STUDY MATERIAL:
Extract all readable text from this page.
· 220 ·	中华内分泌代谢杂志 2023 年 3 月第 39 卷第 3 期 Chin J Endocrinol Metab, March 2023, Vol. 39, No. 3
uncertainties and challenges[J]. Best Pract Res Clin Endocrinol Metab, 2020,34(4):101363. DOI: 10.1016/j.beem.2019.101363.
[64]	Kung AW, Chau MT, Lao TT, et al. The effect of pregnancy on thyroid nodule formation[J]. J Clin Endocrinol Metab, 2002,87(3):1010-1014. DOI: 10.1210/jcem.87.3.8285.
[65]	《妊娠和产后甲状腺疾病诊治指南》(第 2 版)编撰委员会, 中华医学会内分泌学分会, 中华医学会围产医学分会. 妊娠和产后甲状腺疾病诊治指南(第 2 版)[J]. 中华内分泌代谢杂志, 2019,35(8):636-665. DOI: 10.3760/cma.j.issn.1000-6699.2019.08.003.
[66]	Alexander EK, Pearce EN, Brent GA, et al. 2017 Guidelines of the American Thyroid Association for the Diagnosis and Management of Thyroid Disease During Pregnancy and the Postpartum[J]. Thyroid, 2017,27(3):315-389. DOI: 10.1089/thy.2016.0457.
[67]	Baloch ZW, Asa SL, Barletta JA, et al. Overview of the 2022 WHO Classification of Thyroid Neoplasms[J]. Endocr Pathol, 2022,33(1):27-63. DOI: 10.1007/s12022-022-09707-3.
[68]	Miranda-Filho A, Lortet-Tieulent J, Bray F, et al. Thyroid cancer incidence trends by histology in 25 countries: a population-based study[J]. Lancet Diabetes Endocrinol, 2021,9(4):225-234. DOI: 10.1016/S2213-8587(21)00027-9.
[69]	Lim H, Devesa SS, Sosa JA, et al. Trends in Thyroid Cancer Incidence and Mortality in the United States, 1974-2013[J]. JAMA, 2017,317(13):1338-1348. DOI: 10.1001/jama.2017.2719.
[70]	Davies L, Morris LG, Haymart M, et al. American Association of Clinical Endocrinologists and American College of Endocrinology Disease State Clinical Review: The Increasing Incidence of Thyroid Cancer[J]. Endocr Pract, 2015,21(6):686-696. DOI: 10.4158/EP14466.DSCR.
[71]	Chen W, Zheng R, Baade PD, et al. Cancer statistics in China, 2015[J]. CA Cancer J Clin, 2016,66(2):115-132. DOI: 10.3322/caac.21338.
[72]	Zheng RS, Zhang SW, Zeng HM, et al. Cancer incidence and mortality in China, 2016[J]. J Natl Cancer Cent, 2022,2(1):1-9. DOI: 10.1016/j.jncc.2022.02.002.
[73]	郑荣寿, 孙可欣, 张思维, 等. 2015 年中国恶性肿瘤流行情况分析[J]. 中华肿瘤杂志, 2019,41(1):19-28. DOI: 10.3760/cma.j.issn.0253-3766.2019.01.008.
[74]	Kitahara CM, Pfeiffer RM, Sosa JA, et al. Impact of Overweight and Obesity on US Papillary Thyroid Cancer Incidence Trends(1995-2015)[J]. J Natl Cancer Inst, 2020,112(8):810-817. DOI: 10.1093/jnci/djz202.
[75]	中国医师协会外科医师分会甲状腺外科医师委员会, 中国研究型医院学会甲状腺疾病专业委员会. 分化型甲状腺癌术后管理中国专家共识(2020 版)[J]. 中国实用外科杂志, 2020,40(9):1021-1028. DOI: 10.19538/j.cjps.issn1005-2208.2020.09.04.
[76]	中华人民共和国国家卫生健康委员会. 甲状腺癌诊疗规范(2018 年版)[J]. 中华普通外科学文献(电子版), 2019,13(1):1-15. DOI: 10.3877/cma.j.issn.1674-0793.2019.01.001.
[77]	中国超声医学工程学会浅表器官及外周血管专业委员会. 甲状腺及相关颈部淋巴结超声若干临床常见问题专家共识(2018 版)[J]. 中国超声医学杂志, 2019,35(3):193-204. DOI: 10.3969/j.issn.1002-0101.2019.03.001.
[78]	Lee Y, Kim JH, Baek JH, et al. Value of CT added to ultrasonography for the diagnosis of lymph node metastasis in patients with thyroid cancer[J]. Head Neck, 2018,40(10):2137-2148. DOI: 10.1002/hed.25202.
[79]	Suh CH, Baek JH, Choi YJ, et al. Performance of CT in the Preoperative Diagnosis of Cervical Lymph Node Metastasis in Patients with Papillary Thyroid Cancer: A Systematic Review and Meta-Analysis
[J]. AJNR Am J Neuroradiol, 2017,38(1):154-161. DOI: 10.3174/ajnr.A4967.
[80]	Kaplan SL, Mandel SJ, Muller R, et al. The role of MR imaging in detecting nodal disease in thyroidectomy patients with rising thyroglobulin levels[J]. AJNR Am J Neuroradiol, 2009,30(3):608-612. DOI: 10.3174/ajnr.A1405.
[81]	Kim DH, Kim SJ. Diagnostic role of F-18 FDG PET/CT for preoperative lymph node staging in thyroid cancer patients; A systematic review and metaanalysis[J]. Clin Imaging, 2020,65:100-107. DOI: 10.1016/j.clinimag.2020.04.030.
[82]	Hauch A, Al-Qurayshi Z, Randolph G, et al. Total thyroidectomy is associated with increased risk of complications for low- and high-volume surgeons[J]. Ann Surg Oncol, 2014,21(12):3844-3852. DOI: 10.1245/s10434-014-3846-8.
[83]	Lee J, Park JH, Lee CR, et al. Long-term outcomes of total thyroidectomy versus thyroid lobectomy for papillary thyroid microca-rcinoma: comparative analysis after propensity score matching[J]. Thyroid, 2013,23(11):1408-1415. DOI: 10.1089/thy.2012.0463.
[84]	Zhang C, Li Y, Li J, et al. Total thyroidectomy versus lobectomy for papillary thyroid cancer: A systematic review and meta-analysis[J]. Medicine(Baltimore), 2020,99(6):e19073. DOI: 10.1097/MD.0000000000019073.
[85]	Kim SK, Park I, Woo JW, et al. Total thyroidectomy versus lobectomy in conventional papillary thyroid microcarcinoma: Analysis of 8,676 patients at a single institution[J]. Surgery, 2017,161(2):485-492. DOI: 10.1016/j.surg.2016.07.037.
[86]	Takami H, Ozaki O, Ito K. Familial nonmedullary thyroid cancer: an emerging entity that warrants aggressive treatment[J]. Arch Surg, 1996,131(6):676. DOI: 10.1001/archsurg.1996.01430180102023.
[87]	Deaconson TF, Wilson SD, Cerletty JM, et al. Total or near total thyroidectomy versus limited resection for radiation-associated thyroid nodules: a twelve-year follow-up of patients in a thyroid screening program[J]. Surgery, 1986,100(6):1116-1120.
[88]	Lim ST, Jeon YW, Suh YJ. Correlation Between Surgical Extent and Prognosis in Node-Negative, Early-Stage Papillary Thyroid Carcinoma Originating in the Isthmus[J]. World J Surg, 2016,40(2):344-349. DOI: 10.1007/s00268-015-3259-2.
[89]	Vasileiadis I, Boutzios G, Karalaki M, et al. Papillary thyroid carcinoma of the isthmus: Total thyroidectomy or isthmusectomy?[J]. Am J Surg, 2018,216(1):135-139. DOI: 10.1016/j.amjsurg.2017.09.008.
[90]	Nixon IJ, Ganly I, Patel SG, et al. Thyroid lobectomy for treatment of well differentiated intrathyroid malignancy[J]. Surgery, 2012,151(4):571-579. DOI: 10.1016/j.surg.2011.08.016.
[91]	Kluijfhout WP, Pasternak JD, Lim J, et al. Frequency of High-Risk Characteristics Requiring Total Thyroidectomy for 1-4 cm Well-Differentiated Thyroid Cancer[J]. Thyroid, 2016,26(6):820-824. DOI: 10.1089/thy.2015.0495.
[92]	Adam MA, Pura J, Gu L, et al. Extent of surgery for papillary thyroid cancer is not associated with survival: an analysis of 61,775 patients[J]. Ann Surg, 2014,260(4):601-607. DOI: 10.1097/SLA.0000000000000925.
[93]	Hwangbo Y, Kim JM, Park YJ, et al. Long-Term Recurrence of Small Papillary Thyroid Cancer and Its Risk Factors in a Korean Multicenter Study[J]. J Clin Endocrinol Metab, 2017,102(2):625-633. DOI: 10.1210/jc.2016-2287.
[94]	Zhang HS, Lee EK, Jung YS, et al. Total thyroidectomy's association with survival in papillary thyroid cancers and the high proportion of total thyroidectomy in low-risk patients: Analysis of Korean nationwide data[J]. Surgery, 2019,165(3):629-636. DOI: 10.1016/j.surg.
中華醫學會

AIM OF THE TASK:
Return only the number of lines in the data above that hold the word "Korean".

OUTPUT BELOW:
2